STATED TASK> Without including the pictures, copy out every line below.

* Start SUPPLIED ENTRIES *

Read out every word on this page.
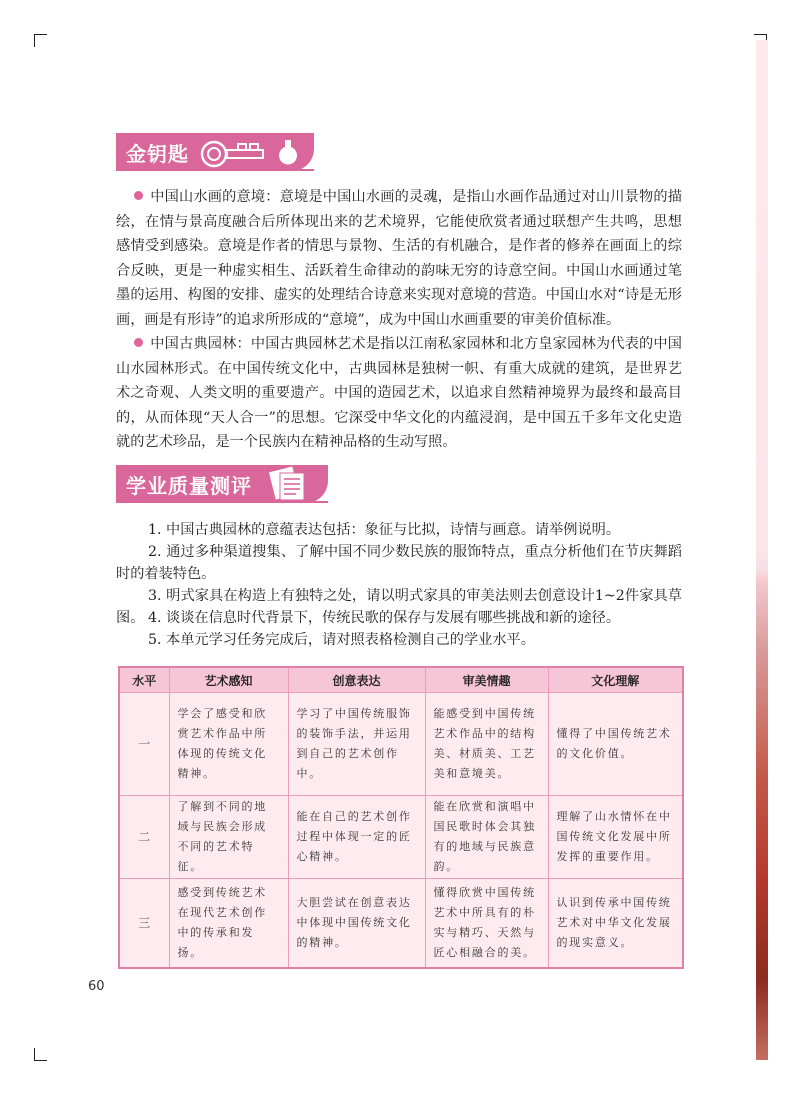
金钥匙
中国山水画的意境：意境是中国山水画的灵魂，是指山水画作品通过对山川景物的描绘，在情与景高度融合后所体现出来的艺术境界，它能使欣赏者通过联想产生共鸣，思想感情受到感染。意境是作者的情思与景物、生活的有机融合，是作者的修养在画面上的综合反映，更是一种虚实相生、活跃着生命律动的韵味无穷的诗意空间。中国山水画通过笔墨的运用、构图的安排、虚实的处理结合诗意来实现对意境的营造。中国山水对“诗是无形画，画是有形诗”的追求所形成的“意境”，成为中国山水画重要的审美价值标准。
中国古典园林：中国古典园林艺术是指以江南私家园林和北方皇家园林为代表的中国山水园林形式。在中国传统文化中，古典园林是独树一帜、有重大成就的建筑，是世界艺术之奇观、人类文明的重要遗产。中国的造园艺术，以追求自然精神境界为最终和最高目的，从而体现“天人合一”的思想。它深受中华文化的内蕴浸润，是中国五千多年文化史造就的艺术珍品，是一个民族内在精神品格的生动写照。
学业质量测评
1. 中国古典园林的意蕴表达包括：象征与比拟，诗情与画意。请举例说明。
2. 通过多种渠道搜集、了解中国不同少数民族的服饰特点，重点分析他们在节庆舞蹈时的着装特色。
3. 明式家具在构造上有独特之处，请以明式家具的审美法则去创意设计1~2件家具草图。 4. 谈谈在信息时代背景下，传统民歌的保存与发展有哪些挑战和新的途径。
5. 本单元学习任务完成后，请对照表格检测自己的学业水平。
水平	艺术感知	创意表达	审美情趣	文化理解
一	学会了感受和欣赏艺术作品中所体现的传统文化精神。	学习了中国传统服饰的装饰手法，并运用到自己的艺术创作中。	能感受到中国传统艺术作品中的结构美、材质美、工艺美和意境美。	懂得了中国传统艺术的文化价值。
二	了解到不同的地域与民族会形成不同的艺术特征。	能在自己的艺术创作过程中体现一定的匠心精神。	能在欣赏和演唱中国民歌时体会其独有的地域与民族意韵。	理解了山水情怀在中国传统文化发展中所发挥的重要作用。
三	感受到传统艺术在现代艺术创作中的传承和发扬。	大胆尝试在创意表达中体现中国传统文化的精神。	懂得欣赏中国传统艺术中所具有的朴实与精巧、天然与匠心相融合的美。	认识到传承中国传统艺术对中华文化发展的现实意义。
60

* End SUPPLIED ENTRIES *

WRITTEN RESPONSE>
Read out every word on this page.
金钥匙
中国山水画的意境：意境是中国山水画的灵魂，是指山水画作品通过对山川景物的描绘，在情与景高度融合后所体现出来的艺术境界，它能使欣赏者通过联想产生共鸣，思想感情受到感染。意境是作者的情思与景物、生活的有机融合，是作者的修养在画面上的综合反映，更是一种虚实相生、活跃着生命律动的韵味无穷的诗意空间。中国山水画通过笔墨的运用、构图的安排、虚实的处理结合诗意来实现对意境的营造。中国山水对“诗是无形画，画是有形诗”的追求所形成的“意境”，成为中国山水画重要的审美价值标准。
中国古典园林：中国古典园林艺术是指以江南私家园林和北方皇家园林为代表的中国山水园林形式。在中国传统文化中，古典园林是独树一帜、有重大成就的建筑，是世界艺术之奇观、人类文明的重要遗产。中国的造园艺术，以追求自然精神境界为最终和最高目的，从而体现“天人合一”的思想。它深受中华文化的内蕴浸润，是中国五千多年文化史造就的艺术珍品，是一个民族内在精神品格的生动写照。
学业质量测评
1. 中国古典园林的意蕴表达包括：象征与比拟，诗情与画意。请举例说明。
2. 通过多种渠道搜集、了解中国不同少数民族的服饰特点，重点分析他们在节庆舞蹈时的着装特色。
3. 明式家具在构造上有独特之处，请以明式家具的审美法则去创意设计1~2件家具草图。 4. 谈谈在信息时代背景下，传统民歌的保存与发展有哪些挑战和新的途径。
5. 本单元学习任务完成后，请对照表格检测自己的学业水平。
水平	艺术感知	创意表达	审美情趣	文化理解
一	学会了感受和欣赏艺术作品中所体现的传统文化精神。	学习了中国传统服饰的装饰手法，并运用到自己的艺术创作中。	能感受到中国传统艺术作品中的结构美、材质美、工艺美和意境美。	懂得了中国传统艺术的文化价值。
二	了解到不同的地域与民族会形成不同的艺术特征。	能在自己的艺术创作过程中体现一定的匠心精神。	能在欣赏和演唱中国民歌时体会其独有的地域与民族意韵。	理解了山水情怀在中国传统文化发展中所发挥的重要作用。
三	感受到传统艺术在现代艺术创作中的传承和发扬。	大胆尝试在创意表达中体现中国传统文化的精神。	懂得欣赏中国传统艺术中所具有的朴实与精巧、天然与匠心相融合的美。	认识到传承中国传统艺术对中华文化发展的现实意义。
60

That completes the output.